— START Supplied records —

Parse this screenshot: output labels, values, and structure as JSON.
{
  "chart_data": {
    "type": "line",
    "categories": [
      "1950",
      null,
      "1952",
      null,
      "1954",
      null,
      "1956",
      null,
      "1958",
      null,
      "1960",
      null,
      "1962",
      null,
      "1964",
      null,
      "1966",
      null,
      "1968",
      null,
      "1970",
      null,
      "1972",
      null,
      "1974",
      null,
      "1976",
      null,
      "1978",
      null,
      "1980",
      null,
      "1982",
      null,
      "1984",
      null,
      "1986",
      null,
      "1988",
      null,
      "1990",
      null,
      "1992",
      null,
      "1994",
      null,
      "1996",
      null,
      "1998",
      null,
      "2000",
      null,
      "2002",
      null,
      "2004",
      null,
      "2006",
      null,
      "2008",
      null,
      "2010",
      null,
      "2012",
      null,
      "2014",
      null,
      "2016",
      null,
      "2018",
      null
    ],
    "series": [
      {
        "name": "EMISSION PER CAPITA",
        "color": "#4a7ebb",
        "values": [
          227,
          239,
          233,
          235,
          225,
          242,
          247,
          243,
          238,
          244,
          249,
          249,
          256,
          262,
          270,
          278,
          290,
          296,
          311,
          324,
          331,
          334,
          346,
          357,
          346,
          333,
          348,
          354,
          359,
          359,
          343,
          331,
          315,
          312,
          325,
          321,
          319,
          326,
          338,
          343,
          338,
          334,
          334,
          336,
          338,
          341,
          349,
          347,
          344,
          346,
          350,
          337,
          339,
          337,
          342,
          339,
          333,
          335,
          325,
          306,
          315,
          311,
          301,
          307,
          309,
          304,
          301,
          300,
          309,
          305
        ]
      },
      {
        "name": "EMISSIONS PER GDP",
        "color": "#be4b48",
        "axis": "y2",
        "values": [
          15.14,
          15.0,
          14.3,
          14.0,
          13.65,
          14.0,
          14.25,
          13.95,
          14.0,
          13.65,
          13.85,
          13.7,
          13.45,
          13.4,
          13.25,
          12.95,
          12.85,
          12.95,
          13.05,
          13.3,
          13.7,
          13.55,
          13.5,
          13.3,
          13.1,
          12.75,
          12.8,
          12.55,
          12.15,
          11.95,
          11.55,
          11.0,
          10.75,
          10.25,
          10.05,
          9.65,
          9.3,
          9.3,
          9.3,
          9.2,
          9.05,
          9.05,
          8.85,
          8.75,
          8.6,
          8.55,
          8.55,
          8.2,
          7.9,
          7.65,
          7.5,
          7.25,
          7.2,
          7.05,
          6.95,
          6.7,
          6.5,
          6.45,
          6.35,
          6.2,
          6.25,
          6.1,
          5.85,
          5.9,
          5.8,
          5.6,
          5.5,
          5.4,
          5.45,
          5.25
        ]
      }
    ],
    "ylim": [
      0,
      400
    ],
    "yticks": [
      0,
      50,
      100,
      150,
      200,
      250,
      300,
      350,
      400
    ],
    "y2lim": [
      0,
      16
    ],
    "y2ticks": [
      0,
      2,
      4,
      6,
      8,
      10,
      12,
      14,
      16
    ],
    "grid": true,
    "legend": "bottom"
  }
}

— END Supplied records —

Aim: Output the records verbatim, from the first line to the last.

Complete output:
Parse this screenshot: output labels, values, and structure as JSON.
{
  "chart_data": {
    "type": "line",
    "categories": [
      "1950",
      null,
      "1952",
      null,
      "1954",
      null,
      "1956",
      null,
      "1958",
      null,
      "1960",
      null,
      "1962",
      null,
      "1964",
      null,
      "1966",
      null,
      "1968",
      null,
      "1970",
      null,
      "1972",
      null,
      "1974",
      null,
      "1976",
      null,
      "1978",
      null,
      "1980",
      null,
      "1982",
      null,
      "1984",
      null,
      "1986",
      null,
      "1988",
      null,
      "1990",
      null,
      "1992",
      null,
      "1994",
      null,
      "1996",
      null,
      "1998",
      null,
      "2000",
      null,
      "2002",
      null,
      "2004",
      null,
      "2006",
      null,
      "2008",
      null,
      "2010",
      null,
      "2012",
      null,
      "2014",
      null,
      "2016",
      null,
      "2018",
      null
    ],
    "series": [
      {
        "name": "EMISSION PER CAPITA",
        "color": "#4a7ebb",
        "values": [
          227,
          239,
          233,
          235,
          225,
          242,
          247,
          243,
          238,
          244,
          249,
          249,
          256,
          262,
          270,
          278,
          290,
          296,
          311,
          324,
          331,
          334,
          346,
          357,
          346,
          333,
          348,
          354,
          359,
          359,
          343,
          331,
          315,
          312,
          325,
          321,
          319,
          326,
          338,
          343,
          338,
          334,
          334,
          336,
          338,
          341,
          349,
          347,
          344,
          346,
          350,
          337,
          339,
          337,
          342,
          339,
          333,
          335,
          325,
          306,
          315,
          311,
          301,
          307,
          309,
          304,
          301,
          300,
          309,
          305
        ]
      },
      {
        "name": "EMISSIONS PER GDP",
        "color": "#be4b48",
        "axis": "y2",
        "values": [
          15.14,
          15.0,
          14.3,
          14.0,
          13.65,
          14.0,
          14.25,
          13.95,
          14.0,
          13.65,
          13.85,
          13.7,
          13.45,
          13.4,
          13.25,
          12.95,
          12.85,
          12.95,
          13.05,
          13.3,
          13.7,
          13.55,
          13.5,
          13.3,
          13.1,
          12.75,
          12.8,
          12.55,
          12.15,
          11.95,
          11.55,
          11.0,
          10.75,
          10.25,
          10.05,
          9.65,
          9.3,
          9.3,
          9.3,
          9.2,
          9.05,
          9.05,
          8.85,
          8.75,
          8.6,
          8.55,
          8.55,
          8.2,
          7.9,
          7.65,
          7.5,
          7.25,
          7.2,
          7.05,
          6.95,
          6.7,
          6.5,
          6.45,
          6.35,
          6.2,
          6.25,
          6.1,
          5.85,
          5.9,
          5.8,
          5.6,
          5.5,
          5.4,
          5.45,
          5.25
        ]
      }
    ],
    "ylim": [
      0,
      400
    ],
    "yticks": [
      0,
      50,
      100,
      150,
      200,
      250,
      300,
      350,
      400
    ],
    "y2lim": [
      0,
      16
    ],
    "y2ticks": [
      0,
      2,
      4,
      6,
      8,
      10,
      12,
      14,
      16
    ],
    "grid": true,
    "legend": "bottom"
  }
}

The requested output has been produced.